## What to work on
Every record below is to be retyped exactly.

------ Extracted data

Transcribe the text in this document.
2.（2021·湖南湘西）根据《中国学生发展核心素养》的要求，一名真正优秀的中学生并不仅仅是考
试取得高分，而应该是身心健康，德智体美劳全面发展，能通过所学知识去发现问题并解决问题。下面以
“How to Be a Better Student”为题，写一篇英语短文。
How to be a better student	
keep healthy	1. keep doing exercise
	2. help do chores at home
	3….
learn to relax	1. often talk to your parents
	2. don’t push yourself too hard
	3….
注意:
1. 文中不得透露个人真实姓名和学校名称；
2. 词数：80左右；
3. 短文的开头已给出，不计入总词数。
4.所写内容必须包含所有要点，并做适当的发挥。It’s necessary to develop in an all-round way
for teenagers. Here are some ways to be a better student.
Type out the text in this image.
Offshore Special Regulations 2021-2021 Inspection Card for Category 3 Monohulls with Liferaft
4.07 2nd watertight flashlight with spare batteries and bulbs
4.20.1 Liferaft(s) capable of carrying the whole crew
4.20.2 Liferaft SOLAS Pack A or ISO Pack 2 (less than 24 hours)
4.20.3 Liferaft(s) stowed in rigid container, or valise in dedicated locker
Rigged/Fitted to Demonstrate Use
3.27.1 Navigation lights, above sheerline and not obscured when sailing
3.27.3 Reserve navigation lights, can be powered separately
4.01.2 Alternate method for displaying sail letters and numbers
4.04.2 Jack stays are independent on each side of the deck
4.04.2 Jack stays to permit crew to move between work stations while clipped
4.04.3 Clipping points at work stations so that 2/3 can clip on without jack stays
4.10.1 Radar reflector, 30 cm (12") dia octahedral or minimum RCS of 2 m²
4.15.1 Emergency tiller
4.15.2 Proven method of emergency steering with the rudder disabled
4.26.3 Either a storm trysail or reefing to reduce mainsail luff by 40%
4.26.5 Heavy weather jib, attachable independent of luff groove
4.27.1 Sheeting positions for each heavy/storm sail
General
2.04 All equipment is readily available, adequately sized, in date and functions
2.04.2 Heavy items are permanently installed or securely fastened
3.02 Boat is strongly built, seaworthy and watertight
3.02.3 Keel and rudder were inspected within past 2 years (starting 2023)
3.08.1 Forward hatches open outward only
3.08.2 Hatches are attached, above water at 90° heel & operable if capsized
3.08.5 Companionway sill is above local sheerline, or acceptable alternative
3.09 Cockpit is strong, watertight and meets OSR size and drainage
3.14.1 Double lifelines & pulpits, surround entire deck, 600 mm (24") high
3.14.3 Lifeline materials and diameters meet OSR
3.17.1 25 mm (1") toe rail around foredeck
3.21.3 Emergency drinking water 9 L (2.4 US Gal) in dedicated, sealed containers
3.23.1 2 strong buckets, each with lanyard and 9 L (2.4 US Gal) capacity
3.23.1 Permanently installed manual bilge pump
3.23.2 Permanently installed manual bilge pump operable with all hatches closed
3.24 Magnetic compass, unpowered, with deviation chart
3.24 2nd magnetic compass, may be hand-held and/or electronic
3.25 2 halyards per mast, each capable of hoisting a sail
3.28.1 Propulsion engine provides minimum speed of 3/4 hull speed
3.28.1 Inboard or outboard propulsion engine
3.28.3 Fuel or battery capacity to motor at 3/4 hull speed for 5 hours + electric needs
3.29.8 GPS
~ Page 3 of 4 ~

------------

## Result for this exercise
Transcribe the text in this document.
2.（2021·湖南湘西）根据《中国学生发展核心素养》的要求，一名真正优秀的中学生并不仅仅是考
试取得高分，而应该是身心健康，德智体美劳全面发展，能通过所学知识去发现问题并解决问题。下面以
“How to Be a Better Student”为题，写一篇英语短文。
How to be a better student	
keep healthy	1. keep doing exercise
	2. help do chores at home
	3….
learn to relax	1. often talk to your parents
	2. don’t push yourself too hard
	3….
注意:
1. 文中不得透露个人真实姓名和学校名称；
2. 词数：80左右；
3. 短文的开头已给出，不计入总词数。
4.所写内容必须包含所有要点，并做适当的发挥。It’s necessary to develop in an all-round way
for teenagers. Here are some ways to be a better student.
Type out the text in this image.
Offshore Special Regulations 2021-2021 Inspection Card for Category 3 Monohulls with Liferaft
4.07 2nd watertight flashlight with spare batteries and bulbs
4.20.1 Liferaft(s) capable of carrying the whole crew
4.20.2 Liferaft SOLAS Pack A or ISO Pack 2 (less than 24 hours)
4.20.3 Liferaft(s) stowed in rigid container, or valise in dedicated locker
Rigged/Fitted to Demonstrate Use
3.27.1 Navigation lights, above sheerline and not obscured when sailing
3.27.3 Reserve navigation lights, can be powered separately
4.01.2 Alternate method for displaying sail letters and numbers
4.04.2 Jack stays are independent on each side of the deck
4.04.2 Jack stays to permit crew to move between work stations while clipped
4.04.3 Clipping points at work stations so that 2/3 can clip on without jack stays
4.10.1 Radar reflector, 30 cm (12") dia octahedral or minimum RCS of 2 m²
4.15.1 Emergency tiller
4.15.2 Proven method of emergency steering with the rudder disabled
4.26.3 Either a storm trysail or reefing to reduce mainsail luff by 40%
4.26.5 Heavy weather jib, attachable independent of luff groove
4.27.1 Sheeting positions for each heavy/storm sail
General
2.04 All equipment is readily available, adequately sized, in date and functions
2.04.2 Heavy items are permanently installed or securely fastened
3.02 Boat is strongly built, seaworthy and watertight
3.02.3 Keel and rudder were inspected within past 2 years (starting 2023)
3.08.1 Forward hatches open outward only
3.08.2 Hatches are attached, above water at 90° heel & operable if capsized
3.08.5 Companionway sill is above local sheerline, or acceptable alternative
3.09 Cockpit is strong, watertight and meets OSR size and drainage
3.14.1 Double lifelines & pulpits, surround entire deck, 600 mm (24") high
3.14.3 Lifeline materials and diameters meet OSR
3.17.1 25 mm (1") toe rail around foredeck
3.21.3 Emergency drinking water 9 L (2.4 US Gal) in dedicated, sealed containers
3.23.1 2 strong buckets, each with lanyard and 9 L (2.4 US Gal) capacity
3.23.1 Permanently installed manual bilge pump
3.23.2 Permanently installed manual bilge pump operable with all hatches closed
3.24 Magnetic compass, unpowered, with deviation chart
3.24 2nd magnetic compass, may be hand-held and/or electronic
3.25 2 halyards per mast, each capable of hoisting a sail
3.28.1 Propulsion engine provides minimum speed of 3/4 hull speed
3.28.1 Inboard or outboard propulsion engine
3.28.3 Fuel or battery capacity to motor at 3/4 hull speed for 5 hours + electric needs
3.29.8 GPS
~ Page 3 of 4 ~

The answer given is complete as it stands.